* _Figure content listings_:
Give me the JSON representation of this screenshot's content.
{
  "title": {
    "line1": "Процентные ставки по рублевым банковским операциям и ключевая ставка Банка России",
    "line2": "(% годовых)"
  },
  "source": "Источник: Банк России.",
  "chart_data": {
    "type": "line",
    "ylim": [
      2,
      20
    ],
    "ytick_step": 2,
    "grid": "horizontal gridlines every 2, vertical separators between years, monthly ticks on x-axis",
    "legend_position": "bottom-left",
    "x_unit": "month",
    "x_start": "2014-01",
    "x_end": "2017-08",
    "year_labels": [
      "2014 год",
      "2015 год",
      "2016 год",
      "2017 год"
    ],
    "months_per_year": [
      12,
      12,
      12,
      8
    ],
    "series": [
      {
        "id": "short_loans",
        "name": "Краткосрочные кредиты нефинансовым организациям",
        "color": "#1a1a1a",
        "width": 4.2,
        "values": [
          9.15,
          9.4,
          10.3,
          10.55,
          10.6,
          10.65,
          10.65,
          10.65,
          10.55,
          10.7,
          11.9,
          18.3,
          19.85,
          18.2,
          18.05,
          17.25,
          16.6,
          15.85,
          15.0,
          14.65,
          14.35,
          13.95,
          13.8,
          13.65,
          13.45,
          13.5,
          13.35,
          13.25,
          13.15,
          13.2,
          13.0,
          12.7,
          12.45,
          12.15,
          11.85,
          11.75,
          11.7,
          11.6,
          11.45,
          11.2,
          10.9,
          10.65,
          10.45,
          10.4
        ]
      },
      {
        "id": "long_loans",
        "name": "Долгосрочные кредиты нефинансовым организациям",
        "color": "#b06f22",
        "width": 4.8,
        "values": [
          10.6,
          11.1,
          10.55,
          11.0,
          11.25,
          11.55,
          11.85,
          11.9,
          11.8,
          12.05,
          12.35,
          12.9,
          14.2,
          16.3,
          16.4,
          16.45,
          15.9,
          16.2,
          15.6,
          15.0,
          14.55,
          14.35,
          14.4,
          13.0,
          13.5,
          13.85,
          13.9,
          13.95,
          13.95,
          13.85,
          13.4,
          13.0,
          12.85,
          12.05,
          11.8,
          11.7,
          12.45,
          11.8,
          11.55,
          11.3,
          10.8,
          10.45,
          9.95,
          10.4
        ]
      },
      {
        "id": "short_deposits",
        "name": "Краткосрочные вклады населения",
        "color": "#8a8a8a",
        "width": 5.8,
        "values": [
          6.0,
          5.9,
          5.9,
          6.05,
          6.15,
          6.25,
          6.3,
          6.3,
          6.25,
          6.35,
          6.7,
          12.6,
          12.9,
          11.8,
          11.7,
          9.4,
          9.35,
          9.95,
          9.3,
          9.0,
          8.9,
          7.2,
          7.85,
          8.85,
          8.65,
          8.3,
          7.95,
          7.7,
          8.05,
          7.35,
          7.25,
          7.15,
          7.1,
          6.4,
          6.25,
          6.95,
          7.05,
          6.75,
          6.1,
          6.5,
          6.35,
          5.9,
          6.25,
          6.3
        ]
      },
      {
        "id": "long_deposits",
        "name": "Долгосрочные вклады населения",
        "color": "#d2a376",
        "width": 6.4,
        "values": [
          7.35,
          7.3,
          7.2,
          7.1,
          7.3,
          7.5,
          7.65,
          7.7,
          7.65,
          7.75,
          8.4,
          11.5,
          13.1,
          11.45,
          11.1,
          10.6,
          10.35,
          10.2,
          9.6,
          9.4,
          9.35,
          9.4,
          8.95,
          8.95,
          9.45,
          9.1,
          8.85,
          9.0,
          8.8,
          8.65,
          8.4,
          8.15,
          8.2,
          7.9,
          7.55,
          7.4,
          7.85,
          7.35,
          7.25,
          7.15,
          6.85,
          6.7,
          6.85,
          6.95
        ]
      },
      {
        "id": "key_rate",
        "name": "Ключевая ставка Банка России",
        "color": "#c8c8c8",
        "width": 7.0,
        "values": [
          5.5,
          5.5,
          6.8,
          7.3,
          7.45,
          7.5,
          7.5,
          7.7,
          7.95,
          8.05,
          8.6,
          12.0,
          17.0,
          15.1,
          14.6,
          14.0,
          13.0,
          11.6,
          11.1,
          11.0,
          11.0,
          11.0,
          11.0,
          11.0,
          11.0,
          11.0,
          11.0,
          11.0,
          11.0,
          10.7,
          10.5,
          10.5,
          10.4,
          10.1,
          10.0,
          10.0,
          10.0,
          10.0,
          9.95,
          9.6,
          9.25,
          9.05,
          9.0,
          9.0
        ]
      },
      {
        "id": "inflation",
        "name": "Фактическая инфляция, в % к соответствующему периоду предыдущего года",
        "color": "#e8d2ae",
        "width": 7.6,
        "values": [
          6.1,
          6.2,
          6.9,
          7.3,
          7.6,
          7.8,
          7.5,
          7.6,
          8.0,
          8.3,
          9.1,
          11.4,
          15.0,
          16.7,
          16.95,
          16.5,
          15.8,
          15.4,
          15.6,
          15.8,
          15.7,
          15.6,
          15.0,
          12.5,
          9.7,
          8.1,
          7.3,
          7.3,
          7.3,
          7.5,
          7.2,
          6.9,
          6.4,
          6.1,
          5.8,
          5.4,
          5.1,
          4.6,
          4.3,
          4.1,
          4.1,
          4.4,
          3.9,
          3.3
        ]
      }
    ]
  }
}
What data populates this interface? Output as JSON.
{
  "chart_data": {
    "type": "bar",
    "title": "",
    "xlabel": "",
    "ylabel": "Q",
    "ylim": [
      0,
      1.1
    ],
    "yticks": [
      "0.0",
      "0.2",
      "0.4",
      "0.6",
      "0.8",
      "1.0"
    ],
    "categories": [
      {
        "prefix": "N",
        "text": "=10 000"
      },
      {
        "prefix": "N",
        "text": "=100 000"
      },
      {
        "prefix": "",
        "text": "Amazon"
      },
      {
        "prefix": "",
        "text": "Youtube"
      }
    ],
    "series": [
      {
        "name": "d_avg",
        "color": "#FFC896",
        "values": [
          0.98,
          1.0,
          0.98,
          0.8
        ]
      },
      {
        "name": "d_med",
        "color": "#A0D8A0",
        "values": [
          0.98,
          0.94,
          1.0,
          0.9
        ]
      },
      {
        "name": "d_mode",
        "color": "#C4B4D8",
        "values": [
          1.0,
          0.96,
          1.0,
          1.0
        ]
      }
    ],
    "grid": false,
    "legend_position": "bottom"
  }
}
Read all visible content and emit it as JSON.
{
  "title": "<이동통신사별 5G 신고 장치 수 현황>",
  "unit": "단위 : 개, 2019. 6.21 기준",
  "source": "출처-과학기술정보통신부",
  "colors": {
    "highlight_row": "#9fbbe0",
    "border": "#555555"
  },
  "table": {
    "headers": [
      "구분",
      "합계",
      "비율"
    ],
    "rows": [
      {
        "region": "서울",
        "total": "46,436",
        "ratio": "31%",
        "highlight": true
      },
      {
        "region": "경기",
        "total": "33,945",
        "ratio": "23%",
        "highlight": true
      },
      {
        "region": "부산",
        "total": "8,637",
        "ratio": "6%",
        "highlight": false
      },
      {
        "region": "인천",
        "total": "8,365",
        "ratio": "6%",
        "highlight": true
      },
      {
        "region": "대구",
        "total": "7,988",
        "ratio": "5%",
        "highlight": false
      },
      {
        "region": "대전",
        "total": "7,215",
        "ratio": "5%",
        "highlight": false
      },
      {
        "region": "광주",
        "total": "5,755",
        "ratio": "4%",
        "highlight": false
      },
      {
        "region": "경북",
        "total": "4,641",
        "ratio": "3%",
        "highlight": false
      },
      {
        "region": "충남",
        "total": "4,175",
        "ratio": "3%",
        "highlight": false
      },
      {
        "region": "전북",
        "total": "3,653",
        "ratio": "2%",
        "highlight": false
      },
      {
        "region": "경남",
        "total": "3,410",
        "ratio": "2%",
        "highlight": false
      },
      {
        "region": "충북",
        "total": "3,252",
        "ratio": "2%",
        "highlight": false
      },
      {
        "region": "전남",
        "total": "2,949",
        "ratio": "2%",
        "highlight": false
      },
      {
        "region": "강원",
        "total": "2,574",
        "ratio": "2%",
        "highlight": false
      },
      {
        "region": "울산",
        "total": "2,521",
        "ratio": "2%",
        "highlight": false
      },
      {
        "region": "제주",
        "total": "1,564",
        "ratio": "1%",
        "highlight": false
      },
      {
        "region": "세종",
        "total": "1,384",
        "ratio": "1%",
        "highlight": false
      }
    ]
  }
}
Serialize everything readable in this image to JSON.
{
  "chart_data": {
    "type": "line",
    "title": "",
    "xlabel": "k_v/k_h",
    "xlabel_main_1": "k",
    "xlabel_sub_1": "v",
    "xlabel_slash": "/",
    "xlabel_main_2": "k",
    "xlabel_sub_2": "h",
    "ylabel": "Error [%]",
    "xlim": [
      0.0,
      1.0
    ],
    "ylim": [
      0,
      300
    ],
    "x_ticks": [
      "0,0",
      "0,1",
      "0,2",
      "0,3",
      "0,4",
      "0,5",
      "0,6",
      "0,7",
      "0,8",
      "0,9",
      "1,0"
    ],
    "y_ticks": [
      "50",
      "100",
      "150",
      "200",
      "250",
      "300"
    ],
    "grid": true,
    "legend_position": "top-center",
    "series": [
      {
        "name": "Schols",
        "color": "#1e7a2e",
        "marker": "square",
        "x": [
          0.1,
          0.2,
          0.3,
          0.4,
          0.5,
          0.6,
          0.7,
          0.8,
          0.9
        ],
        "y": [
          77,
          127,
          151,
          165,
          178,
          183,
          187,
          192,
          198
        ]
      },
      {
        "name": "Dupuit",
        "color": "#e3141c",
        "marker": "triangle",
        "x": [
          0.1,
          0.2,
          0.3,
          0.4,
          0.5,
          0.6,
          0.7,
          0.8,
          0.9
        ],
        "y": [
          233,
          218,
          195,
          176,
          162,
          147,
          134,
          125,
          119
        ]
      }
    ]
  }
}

* _REQUIRED WORK_: Pick out the lines that include the word "width" and write them out.

* _ANSWER TO THE PROBLEM_:
        "width": 4.2,
        "width": 4.8,
        "width": 5.8,
        "width": 6.4,
        "width": 7.0,
        "width": 7.6,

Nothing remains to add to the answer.